Records contained in a dataset »
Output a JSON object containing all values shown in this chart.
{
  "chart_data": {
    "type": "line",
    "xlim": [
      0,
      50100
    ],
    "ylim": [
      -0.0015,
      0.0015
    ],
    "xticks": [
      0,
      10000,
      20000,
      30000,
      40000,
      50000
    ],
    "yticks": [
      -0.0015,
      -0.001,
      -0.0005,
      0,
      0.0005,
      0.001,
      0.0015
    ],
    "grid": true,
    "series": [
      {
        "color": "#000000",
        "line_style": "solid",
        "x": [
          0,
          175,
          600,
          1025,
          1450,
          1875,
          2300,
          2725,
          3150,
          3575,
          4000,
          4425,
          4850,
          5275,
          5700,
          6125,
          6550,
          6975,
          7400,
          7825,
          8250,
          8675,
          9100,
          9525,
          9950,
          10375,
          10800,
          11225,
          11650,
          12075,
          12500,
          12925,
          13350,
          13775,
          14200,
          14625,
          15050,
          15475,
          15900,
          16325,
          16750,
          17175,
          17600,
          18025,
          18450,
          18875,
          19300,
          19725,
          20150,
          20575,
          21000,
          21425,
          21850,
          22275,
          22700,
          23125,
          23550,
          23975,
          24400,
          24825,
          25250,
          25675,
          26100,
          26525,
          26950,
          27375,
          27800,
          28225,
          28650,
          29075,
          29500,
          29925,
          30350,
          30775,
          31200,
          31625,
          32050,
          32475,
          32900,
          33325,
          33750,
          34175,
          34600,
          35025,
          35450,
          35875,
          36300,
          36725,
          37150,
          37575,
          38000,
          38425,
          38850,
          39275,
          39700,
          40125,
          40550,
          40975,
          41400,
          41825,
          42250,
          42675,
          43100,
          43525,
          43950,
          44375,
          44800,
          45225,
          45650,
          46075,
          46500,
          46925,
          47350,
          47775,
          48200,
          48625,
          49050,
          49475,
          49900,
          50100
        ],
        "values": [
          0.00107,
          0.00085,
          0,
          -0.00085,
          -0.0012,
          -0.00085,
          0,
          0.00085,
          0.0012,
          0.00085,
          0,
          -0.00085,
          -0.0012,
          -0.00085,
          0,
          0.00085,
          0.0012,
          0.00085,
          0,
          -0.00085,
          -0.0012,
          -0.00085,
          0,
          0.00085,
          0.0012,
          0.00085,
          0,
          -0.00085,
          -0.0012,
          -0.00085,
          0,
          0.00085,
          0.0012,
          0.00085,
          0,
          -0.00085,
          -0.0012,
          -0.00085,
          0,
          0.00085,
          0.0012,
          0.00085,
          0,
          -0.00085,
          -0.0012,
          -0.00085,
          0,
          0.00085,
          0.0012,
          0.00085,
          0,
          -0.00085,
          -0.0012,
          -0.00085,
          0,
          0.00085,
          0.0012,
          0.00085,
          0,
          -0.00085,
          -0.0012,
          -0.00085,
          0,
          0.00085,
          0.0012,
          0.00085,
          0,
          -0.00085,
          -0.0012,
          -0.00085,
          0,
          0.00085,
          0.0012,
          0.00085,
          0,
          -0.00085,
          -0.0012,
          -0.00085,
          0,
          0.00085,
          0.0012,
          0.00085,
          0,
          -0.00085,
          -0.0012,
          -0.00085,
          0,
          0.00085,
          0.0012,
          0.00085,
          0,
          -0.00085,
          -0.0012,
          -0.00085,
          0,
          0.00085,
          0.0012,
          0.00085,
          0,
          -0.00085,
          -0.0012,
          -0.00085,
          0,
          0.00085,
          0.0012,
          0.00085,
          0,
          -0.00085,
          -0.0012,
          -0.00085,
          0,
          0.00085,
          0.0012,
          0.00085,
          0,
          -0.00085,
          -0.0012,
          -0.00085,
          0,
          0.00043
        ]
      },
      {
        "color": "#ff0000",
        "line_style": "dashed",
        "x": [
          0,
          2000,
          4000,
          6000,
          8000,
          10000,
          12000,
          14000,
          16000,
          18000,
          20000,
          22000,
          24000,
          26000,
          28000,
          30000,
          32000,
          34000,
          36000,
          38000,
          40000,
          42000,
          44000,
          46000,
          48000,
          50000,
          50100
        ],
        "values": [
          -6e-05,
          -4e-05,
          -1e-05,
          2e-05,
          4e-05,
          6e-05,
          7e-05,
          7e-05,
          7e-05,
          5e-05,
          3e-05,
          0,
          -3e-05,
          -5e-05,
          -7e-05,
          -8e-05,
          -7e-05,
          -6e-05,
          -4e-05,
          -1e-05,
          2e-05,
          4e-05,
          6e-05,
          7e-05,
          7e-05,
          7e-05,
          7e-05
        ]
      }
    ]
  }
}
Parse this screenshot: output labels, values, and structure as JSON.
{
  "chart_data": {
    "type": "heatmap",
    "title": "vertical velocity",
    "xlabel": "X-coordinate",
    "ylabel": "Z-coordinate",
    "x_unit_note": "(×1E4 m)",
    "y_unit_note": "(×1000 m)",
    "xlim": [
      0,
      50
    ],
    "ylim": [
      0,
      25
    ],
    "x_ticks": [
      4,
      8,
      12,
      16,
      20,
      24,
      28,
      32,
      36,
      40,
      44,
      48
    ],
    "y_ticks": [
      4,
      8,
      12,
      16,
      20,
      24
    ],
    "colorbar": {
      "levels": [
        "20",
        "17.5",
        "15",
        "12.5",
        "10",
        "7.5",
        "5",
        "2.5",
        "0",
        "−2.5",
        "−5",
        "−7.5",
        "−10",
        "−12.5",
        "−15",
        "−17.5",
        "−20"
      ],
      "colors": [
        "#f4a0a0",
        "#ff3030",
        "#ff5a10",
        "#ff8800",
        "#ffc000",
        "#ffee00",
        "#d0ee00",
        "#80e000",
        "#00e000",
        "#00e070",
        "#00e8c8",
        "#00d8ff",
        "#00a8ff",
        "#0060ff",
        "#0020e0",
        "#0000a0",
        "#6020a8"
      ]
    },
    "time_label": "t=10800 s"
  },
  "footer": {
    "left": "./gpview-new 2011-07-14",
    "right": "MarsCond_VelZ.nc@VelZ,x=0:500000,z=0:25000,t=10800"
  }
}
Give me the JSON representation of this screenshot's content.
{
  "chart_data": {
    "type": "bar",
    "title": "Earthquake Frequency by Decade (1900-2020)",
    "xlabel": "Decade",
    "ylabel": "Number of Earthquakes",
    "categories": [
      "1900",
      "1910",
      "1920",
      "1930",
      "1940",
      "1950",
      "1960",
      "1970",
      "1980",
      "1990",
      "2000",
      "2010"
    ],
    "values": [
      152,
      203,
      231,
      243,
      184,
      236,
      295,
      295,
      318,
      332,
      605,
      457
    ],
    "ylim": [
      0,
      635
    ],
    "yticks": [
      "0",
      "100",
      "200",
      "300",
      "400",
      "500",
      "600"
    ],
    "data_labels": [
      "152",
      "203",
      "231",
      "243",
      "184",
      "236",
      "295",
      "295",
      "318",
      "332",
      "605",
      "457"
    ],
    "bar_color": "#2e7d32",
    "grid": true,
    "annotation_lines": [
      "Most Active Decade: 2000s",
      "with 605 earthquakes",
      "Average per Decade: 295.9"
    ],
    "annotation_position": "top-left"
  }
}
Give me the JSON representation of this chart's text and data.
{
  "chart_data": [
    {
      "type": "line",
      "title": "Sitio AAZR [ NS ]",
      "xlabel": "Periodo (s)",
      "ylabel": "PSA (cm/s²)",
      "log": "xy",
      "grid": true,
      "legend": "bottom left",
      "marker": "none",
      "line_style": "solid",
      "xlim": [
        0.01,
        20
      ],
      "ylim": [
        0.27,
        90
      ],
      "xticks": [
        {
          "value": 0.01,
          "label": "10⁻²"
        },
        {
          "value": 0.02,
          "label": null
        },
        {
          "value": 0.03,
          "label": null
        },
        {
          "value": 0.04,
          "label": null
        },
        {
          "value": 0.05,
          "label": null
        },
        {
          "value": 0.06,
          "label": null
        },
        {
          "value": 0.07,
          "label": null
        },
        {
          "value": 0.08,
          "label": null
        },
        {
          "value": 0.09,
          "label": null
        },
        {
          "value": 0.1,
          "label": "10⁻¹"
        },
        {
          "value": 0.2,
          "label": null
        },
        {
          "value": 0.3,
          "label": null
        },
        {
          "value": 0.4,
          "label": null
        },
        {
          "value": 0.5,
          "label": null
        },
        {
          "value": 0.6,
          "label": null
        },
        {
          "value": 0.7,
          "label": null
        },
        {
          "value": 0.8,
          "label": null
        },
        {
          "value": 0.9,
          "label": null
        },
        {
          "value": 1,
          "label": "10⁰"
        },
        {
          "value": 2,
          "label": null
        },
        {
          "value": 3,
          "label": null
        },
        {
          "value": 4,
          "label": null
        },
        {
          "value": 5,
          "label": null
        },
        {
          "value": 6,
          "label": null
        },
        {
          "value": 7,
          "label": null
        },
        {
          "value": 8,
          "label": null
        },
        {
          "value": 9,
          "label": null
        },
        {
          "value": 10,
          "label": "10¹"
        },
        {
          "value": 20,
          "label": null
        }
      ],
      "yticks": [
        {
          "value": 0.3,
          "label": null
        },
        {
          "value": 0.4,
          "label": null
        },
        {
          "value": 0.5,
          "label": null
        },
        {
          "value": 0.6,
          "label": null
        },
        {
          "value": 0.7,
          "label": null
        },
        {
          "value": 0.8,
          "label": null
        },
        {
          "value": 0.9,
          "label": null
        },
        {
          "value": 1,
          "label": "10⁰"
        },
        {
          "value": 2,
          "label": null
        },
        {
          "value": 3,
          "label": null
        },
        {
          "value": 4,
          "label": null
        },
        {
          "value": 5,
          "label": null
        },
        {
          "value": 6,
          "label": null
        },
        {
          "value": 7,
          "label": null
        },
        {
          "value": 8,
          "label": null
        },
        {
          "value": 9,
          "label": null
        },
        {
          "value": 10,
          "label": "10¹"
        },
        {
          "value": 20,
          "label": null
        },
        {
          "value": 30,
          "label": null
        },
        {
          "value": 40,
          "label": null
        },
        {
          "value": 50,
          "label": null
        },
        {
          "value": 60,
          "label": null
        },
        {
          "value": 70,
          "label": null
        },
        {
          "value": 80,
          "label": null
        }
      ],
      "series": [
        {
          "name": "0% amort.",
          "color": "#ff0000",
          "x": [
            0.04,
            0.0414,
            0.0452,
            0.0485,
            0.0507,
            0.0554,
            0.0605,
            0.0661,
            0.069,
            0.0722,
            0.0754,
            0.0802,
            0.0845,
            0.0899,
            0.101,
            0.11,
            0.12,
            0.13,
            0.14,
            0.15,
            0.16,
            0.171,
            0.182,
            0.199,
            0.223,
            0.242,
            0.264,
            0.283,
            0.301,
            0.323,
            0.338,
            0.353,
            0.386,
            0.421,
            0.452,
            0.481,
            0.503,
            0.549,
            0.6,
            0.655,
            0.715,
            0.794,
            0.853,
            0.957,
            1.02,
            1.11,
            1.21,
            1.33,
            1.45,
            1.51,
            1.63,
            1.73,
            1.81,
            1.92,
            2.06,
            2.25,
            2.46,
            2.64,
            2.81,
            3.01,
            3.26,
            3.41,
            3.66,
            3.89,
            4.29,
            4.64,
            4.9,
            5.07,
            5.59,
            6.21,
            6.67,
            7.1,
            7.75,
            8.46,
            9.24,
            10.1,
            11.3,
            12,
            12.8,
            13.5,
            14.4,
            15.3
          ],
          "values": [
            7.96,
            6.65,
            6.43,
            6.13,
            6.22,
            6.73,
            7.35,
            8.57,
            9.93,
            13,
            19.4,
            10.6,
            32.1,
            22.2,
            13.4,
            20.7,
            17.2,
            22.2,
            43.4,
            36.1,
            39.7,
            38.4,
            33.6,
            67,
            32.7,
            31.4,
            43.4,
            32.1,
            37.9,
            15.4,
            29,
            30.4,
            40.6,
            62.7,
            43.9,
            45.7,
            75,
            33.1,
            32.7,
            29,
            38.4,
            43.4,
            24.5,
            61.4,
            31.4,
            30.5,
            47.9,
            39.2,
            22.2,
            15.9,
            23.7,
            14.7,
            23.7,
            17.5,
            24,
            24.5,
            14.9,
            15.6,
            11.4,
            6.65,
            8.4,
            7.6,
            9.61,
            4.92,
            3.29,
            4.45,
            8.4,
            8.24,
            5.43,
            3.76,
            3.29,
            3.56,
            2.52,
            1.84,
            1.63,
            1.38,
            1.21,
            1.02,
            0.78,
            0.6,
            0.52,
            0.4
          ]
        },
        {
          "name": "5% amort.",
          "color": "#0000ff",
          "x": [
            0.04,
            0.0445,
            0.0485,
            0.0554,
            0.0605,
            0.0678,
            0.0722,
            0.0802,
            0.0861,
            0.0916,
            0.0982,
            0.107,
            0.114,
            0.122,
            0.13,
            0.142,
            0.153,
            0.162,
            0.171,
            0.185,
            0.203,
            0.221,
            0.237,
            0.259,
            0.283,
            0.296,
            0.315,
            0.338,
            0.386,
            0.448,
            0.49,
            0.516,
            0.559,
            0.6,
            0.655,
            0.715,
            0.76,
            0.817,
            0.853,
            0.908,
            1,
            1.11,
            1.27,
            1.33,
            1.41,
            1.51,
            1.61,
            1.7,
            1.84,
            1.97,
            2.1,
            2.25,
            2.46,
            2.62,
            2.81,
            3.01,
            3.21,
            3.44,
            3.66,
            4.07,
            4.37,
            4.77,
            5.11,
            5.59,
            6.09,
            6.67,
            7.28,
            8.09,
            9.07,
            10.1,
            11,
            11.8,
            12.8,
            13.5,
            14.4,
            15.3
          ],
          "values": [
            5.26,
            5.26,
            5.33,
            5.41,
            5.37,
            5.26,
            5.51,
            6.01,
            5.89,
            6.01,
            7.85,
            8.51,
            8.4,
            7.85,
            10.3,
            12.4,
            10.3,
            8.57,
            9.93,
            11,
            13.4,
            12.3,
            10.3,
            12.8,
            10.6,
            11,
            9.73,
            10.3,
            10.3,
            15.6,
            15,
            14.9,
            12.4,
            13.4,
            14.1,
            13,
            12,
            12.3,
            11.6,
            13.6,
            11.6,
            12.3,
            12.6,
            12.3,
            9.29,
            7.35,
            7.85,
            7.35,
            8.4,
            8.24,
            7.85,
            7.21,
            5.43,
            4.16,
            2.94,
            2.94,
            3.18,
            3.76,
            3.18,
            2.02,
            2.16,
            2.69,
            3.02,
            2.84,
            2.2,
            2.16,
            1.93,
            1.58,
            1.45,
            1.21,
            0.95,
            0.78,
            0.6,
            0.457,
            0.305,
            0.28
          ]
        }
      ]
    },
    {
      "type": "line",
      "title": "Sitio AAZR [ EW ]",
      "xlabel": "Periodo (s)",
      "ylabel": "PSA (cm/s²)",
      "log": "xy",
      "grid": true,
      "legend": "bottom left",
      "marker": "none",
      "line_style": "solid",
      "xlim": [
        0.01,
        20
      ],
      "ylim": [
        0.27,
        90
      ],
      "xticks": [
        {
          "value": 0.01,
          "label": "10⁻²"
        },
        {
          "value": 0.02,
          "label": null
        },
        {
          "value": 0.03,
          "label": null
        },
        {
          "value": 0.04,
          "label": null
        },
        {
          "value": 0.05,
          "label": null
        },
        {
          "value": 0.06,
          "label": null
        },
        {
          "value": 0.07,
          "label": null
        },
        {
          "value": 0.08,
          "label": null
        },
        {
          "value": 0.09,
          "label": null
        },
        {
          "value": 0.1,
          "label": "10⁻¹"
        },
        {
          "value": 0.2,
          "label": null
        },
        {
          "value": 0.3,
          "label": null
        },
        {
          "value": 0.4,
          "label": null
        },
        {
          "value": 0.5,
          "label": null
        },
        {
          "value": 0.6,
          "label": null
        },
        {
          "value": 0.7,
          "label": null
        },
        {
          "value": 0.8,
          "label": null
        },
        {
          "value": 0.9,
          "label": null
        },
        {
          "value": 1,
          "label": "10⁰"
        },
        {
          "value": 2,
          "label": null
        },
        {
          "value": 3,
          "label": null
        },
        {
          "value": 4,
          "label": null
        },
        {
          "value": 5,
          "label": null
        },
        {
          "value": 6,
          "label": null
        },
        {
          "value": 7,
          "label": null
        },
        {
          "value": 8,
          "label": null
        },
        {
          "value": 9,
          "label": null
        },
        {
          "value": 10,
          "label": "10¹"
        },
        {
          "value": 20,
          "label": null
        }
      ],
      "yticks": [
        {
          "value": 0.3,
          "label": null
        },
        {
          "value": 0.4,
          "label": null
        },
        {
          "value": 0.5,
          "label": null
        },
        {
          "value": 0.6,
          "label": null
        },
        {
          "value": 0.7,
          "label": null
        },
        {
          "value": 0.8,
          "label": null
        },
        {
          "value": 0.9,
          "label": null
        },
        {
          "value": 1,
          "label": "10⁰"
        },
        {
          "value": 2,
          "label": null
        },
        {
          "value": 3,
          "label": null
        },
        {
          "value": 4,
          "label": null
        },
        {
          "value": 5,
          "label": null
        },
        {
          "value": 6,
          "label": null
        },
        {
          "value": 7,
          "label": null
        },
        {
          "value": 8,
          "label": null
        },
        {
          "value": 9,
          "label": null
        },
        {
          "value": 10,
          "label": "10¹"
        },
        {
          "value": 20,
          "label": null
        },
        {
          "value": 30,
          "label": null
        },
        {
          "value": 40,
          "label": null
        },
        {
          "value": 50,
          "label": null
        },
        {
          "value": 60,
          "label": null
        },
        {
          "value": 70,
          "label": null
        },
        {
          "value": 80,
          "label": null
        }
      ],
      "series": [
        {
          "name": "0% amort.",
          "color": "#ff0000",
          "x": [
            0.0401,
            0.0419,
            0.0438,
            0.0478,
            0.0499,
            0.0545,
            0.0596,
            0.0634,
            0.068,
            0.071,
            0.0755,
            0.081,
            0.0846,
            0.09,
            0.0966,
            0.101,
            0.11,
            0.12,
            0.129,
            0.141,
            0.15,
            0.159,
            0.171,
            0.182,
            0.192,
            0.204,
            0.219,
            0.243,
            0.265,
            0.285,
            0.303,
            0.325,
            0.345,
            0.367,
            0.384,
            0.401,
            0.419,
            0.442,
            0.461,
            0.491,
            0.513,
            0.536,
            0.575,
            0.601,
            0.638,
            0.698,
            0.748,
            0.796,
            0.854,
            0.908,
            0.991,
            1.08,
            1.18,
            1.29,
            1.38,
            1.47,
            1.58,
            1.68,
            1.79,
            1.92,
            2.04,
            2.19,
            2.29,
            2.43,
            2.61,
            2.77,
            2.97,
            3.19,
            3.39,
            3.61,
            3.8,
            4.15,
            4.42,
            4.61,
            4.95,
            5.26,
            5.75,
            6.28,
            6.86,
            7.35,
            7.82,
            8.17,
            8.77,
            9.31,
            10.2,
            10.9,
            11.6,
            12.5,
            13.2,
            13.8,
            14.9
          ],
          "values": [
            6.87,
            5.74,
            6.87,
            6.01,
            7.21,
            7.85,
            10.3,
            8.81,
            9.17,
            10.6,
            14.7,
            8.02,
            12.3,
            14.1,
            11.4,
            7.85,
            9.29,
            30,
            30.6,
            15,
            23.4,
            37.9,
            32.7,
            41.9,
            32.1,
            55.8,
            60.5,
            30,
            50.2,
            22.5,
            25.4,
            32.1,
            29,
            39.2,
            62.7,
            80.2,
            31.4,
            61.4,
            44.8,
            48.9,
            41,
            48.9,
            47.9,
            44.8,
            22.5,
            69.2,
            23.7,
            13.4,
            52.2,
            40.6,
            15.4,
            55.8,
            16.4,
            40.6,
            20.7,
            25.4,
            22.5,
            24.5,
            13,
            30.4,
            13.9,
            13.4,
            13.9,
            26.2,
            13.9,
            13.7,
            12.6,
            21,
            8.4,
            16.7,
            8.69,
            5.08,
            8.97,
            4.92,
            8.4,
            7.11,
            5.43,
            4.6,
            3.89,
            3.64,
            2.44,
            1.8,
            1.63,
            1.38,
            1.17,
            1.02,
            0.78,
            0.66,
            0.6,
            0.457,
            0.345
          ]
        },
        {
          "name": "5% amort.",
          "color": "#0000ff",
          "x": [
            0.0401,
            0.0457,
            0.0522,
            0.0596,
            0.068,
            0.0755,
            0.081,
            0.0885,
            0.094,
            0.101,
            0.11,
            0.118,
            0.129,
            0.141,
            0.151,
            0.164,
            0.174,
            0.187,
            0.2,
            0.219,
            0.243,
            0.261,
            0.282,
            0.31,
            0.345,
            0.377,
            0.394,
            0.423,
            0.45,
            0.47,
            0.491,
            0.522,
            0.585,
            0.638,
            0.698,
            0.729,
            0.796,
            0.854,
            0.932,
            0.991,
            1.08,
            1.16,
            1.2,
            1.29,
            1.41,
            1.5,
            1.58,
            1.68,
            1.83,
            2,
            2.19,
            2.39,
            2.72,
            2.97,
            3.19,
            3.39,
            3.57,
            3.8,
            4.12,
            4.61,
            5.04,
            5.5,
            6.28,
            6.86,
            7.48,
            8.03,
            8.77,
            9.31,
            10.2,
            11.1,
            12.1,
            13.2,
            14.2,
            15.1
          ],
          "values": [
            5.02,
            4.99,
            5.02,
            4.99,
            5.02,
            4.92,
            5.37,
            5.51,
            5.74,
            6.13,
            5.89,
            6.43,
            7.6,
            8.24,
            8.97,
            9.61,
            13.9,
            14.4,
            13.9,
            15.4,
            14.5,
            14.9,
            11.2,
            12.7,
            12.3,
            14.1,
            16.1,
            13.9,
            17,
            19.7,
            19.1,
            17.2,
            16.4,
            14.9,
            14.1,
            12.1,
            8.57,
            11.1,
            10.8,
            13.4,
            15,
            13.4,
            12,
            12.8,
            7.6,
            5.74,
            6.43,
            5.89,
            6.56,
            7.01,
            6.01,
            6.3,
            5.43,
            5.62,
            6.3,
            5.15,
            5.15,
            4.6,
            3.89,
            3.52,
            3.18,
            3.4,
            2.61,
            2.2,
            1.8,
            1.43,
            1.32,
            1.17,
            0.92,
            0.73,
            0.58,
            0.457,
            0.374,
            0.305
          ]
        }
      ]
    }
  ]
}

INSTRUCTIONS TO FOLLOW » Extract all lines from the material above that include the word "ylabel".

SOLUTION TO THIS EXERCISE »
    "ylabel": "Z-coordinate",
    "ylabel": "Number of Earthquakes",
      "ylabel": "PSA (cm/s²)",
      "ylabel": "PSA (cm/s²)",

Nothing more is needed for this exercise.